PROVIDED INFORMATION:
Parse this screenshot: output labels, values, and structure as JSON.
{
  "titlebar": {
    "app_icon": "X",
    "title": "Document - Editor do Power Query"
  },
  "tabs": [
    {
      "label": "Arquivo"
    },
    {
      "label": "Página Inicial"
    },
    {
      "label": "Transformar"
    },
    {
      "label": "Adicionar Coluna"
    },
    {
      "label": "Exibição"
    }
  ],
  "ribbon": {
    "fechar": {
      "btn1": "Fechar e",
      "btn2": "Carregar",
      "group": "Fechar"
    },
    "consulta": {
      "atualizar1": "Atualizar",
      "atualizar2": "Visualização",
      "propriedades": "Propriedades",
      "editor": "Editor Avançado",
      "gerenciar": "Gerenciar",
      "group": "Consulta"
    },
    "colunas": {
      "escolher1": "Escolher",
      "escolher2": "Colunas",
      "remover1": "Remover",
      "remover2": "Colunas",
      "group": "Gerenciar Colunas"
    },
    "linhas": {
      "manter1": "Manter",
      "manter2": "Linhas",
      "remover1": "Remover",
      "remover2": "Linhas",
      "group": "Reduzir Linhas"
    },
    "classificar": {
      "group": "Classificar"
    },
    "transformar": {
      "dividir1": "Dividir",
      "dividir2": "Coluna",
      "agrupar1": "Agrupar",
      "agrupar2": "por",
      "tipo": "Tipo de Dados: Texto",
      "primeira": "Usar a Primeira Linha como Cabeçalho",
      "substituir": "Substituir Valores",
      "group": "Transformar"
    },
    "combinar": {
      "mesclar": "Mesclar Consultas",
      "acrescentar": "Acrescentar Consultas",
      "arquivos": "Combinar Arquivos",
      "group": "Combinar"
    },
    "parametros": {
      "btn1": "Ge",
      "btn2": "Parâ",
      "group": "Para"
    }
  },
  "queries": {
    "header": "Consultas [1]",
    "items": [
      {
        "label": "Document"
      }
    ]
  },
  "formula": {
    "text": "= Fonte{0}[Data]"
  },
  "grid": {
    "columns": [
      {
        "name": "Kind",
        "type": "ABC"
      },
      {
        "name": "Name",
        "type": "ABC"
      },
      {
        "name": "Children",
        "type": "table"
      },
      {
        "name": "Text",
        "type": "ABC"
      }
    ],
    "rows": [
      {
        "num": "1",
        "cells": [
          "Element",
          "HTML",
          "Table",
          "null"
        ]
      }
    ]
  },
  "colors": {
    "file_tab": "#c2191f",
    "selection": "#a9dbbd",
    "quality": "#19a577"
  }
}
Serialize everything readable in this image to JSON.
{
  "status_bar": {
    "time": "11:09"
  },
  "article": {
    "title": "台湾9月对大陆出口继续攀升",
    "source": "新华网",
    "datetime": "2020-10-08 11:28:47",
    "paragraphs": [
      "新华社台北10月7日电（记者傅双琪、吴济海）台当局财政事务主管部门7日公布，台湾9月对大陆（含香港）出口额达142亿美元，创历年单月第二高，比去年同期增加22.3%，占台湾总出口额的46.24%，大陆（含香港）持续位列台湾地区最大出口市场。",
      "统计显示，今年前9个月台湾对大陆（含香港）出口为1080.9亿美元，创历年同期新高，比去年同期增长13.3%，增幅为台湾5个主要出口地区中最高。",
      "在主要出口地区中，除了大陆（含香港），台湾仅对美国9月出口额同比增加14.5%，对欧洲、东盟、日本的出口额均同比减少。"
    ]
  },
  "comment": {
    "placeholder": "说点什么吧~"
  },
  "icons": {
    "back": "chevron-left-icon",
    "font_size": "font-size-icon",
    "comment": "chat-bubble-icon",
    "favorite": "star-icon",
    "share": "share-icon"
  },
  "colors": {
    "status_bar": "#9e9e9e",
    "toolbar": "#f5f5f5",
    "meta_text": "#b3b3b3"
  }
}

==

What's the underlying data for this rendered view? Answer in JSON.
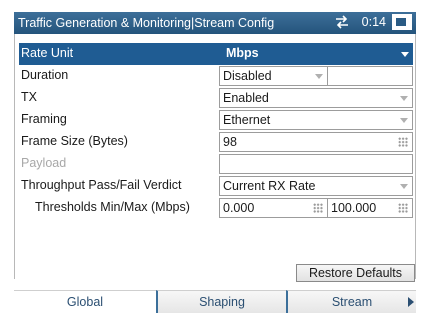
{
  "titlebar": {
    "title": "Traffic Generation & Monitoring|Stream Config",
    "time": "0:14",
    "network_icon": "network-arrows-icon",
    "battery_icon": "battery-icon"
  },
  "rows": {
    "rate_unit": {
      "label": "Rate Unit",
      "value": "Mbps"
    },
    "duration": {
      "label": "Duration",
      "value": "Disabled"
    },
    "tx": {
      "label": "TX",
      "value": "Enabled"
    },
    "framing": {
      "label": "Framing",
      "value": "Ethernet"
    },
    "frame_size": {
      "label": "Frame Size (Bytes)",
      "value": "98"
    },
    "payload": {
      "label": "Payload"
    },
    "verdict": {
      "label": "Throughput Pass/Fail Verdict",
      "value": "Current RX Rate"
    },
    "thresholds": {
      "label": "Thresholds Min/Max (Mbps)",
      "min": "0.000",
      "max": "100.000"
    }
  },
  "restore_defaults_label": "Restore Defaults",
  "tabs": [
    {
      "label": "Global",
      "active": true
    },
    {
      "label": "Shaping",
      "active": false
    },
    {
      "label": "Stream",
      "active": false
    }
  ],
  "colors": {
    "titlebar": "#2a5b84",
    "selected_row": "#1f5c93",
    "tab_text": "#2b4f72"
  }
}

WHAT IS NEEDED:
Go through the records and gather the lines that hold "Consultas".

COMPLETED TASK:
      "mesclar": "Mesclar Consultas",
      "acrescentar": "Acrescentar Consultas",
    "header": "Consultas [1]",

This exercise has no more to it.